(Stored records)
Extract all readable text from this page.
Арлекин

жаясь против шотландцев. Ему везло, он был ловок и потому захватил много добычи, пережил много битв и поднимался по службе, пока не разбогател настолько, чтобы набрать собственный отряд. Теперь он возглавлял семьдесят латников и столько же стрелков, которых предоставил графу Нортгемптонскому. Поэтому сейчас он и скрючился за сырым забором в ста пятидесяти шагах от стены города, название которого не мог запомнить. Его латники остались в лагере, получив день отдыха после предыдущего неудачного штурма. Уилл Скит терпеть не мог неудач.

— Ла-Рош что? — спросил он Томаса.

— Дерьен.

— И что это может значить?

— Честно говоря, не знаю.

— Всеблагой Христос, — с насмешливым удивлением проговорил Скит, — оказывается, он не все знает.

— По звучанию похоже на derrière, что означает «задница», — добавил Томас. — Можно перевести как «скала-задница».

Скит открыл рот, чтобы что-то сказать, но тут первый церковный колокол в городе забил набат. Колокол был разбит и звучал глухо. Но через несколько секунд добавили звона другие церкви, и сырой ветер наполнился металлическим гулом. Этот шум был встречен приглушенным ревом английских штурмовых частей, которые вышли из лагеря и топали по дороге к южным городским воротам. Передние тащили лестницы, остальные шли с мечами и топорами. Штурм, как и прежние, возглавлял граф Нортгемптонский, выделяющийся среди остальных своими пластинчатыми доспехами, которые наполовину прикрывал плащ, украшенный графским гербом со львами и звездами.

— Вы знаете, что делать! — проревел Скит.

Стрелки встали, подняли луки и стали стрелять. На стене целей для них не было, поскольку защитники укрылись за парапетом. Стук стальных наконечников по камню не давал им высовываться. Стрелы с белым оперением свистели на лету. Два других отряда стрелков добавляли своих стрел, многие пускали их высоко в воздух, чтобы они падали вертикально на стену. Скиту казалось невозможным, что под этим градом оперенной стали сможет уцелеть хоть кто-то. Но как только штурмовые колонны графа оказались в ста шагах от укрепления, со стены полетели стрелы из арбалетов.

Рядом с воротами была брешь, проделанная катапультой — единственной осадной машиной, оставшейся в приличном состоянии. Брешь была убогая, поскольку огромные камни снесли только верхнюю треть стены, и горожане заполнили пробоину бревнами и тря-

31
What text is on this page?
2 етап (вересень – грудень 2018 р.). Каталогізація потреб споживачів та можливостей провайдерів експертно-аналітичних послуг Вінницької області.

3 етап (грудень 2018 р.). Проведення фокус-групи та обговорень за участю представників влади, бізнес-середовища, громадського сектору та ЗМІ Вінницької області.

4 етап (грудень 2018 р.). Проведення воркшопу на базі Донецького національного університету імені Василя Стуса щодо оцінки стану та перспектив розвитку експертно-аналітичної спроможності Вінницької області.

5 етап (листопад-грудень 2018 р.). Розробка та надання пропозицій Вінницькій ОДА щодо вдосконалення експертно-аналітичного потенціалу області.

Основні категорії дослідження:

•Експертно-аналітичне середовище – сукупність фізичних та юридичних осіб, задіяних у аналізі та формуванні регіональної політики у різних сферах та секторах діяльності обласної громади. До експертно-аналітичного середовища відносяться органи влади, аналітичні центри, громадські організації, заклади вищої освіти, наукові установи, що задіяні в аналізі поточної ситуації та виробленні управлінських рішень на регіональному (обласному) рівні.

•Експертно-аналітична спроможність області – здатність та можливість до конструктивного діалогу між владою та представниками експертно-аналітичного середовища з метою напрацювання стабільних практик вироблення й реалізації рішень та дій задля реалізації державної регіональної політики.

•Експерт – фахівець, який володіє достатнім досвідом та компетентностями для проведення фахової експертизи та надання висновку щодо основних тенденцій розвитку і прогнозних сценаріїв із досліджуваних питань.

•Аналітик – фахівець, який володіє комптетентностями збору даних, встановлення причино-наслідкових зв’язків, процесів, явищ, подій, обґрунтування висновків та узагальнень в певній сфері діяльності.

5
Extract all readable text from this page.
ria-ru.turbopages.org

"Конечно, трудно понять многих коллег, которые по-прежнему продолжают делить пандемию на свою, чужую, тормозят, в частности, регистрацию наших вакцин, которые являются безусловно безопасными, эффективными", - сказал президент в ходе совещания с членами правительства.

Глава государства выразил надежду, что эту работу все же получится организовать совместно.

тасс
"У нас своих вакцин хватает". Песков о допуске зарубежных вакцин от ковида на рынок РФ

§ Goal
All of the material must be reproduced exactly.

§ Final result
Extract all readable text from this page.
Арлекин

жаясь против шотландцев. Ему везло, он был ловок и потому захватил много добычи, пережил много битв и поднимался по службе, пока не разбогател настолько, чтобы набрать собственный отряд. Теперь он возглавлял семьдесят латников и столько же стрелков, которых предоставил графу Нортгемптонскому. Поэтому сейчас он и скрючился за сырым забором в ста пятидесяти шагах от стены города, название которого не мог запомнить. Его латники остались в лагере, получив день отдыха после предыдущего неудачного штурма. Уилл Скит терпеть не мог неудач.

— Ла-Рош что? — спросил он Томаса.

— Дерьен.

— И что это может значить?

— Честно говоря, не знаю.

— Всеблагой Христос, — с насмешливым удивлением проговорил Скит, — оказывается, он не все знает.

— По звучанию похоже на derrière, что означает «задница», — добавил Томас. — Можно перевести как «скала-задница».

Скит открыл рот, чтобы что-то сказать, но тут первый церковный колокол в городе забил набат. Колокол был разбит и звучал глухо. Но через несколько секунд добавили звона другие церкви, и сырой ветер наполнился металлическим гулом. Этот шум был встречен приглушенным ревом английских штурмовых частей, которые вышли из лагеря и топали по дороге к южным городским воротам. Передние тащили лестницы, остальные шли с мечами и топорами. Штурм, как и прежние, возглавлял граф Нортгемптонский, выделяющийся среди остальных своими пластинчатыми доспехами, которые наполовину прикрывал плащ, украшенный графским гербом со львами и звездами.

— Вы знаете, что делать! — проревел Скит.

Стрелки встали, подняли луки и стали стрелять. На стене целей для них не было, поскольку защитники укрылись за парапетом. Стук стальных наконечников по камню не давал им высовываться. Стрелы с белым оперением свистели на лету. Два других отряда стрелков добавляли своих стрел, многие пускали их высоко в воздух, чтобы они падали вертикально на стену. Скиту казалось невозможным, что под этим градом оперенной стали сможет уцелеть хоть кто-то. Но как только штурмовые колонны графа оказались в ста шагах от укрепления, со стены полетели стрелы из арбалетов.

Рядом с воротами была брешь, проделанная катапультой — единственной осадной машиной, оставшейся в приличном состоянии. Брешь была убогая, поскольку огромные камни снесли только верхнюю треть стены, и горожане заполнили пробоину бревнами и тря-

31
What text is on this page?
2 етап (вересень – грудень 2018 р.). Каталогізація потреб споживачів та можливостей провайдерів експертно-аналітичних послуг Вінницької області.

3 етап (грудень 2018 р.). Проведення фокус-групи та обговорень за участю представників влади, бізнес-середовища, громадського сектору та ЗМІ Вінницької області.

4 етап (грудень 2018 р.). Проведення воркшопу на базі Донецького національного університету імені Василя Стуса щодо оцінки стану та перспектив розвитку експертно-аналітичної спроможності Вінницької області.

5 етап (листопад-грудень 2018 р.). Розробка та надання пропозицій Вінницькій ОДА щодо вдосконалення експертно-аналітичного потенціалу області.

Основні категорії дослідження:

•Експертно-аналітичне середовище – сукупність фізичних та юридичних осіб, задіяних у аналізі та формуванні регіональної політики у різних сферах та секторах діяльності обласної громади. До експертно-аналітичного середовища відносяться органи влади, аналітичні центри, громадські організації, заклади вищої освіти, наукові установи, що задіяні в аналізі поточної ситуації та виробленні управлінських рішень на регіональному (обласному) рівні.

•Експертно-аналітична спроможність області – здатність та можливість до конструктивного діалогу між владою та представниками експертно-аналітичного середовища з метою напрацювання стабільних практик вироблення й реалізації рішень та дій задля реалізації державної регіональної політики.

•Експерт – фахівець, який володіє достатнім досвідом та компетентностями для проведення фахової експертизи та надання висновку щодо основних тенденцій розвитку і прогнозних сценаріїв із досліджуваних питань.

•Аналітик – фахівець, який володіє комптетентностями збору даних, встановлення причино-наслідкових зв’язків, процесів, явищ, подій, обґрунтування висновків та узагальнень в певній сфері діяльності.

5
Extract all readable text from this page.
ria-ru.turbopages.org

"Конечно, трудно понять многих коллег, которые по-прежнему продолжают делить пандемию на свою, чужую, тормозят, в частности, регистрацию наших вакцин, которые являются безусловно безопасными, эффективными", - сказал президент в ходе совещания с членами правительства.

Глава государства выразил надежду, что эту работу все же получится организовать совместно.

тасс
"У нас своих вакцин хватает". Песков о допуске зарубежных вакцин от ковида на рынок РФ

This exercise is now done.